- _Exercise prompt_: Using the material below, copy every line where "please" appears.
**** Items ****
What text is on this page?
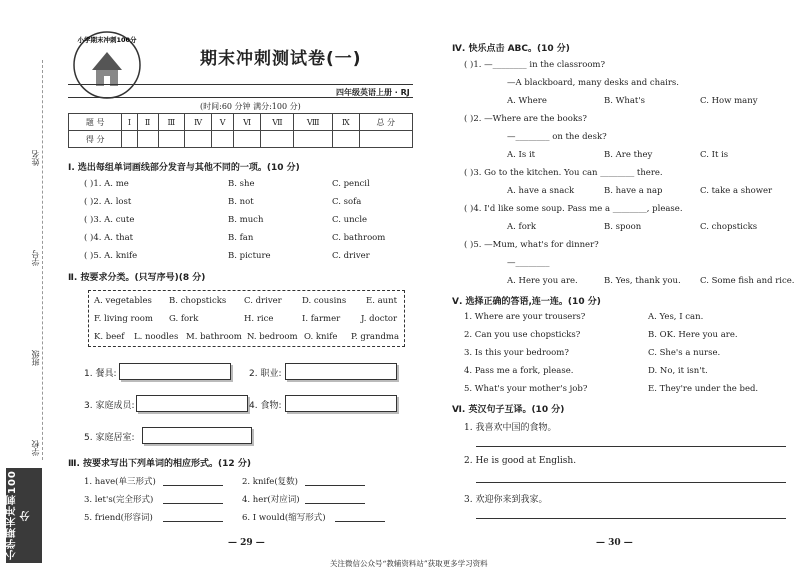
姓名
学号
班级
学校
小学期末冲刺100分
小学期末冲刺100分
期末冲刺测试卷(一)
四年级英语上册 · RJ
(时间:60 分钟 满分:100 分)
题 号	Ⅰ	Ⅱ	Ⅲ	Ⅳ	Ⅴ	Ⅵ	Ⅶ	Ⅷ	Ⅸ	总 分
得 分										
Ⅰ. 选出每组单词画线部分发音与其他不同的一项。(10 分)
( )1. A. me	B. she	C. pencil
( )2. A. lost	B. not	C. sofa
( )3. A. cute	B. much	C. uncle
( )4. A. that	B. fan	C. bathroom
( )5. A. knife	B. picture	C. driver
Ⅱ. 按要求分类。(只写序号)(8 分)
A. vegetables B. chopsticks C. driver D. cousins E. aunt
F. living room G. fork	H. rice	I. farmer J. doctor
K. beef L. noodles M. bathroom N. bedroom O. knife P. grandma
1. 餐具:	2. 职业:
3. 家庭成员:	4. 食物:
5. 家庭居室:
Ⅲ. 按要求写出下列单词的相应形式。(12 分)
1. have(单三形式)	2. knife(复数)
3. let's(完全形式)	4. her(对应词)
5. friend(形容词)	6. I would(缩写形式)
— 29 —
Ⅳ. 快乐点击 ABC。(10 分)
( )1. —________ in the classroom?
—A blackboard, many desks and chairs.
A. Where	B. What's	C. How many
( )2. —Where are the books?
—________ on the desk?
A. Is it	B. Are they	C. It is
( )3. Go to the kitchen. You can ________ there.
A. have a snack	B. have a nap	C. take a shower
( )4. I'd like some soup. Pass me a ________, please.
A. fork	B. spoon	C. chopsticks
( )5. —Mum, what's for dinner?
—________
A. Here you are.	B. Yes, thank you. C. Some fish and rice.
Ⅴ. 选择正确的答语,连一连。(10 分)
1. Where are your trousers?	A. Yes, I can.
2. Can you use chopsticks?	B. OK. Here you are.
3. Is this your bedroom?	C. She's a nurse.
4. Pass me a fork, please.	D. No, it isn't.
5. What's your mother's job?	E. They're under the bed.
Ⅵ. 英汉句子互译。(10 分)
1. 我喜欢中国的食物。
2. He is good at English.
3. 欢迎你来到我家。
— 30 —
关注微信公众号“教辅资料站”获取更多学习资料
****
- _Correct response_:
( )4. I'd like some soup. Pass me a ________, please.
4. Pass me a fork, please.	D. No, it isn't.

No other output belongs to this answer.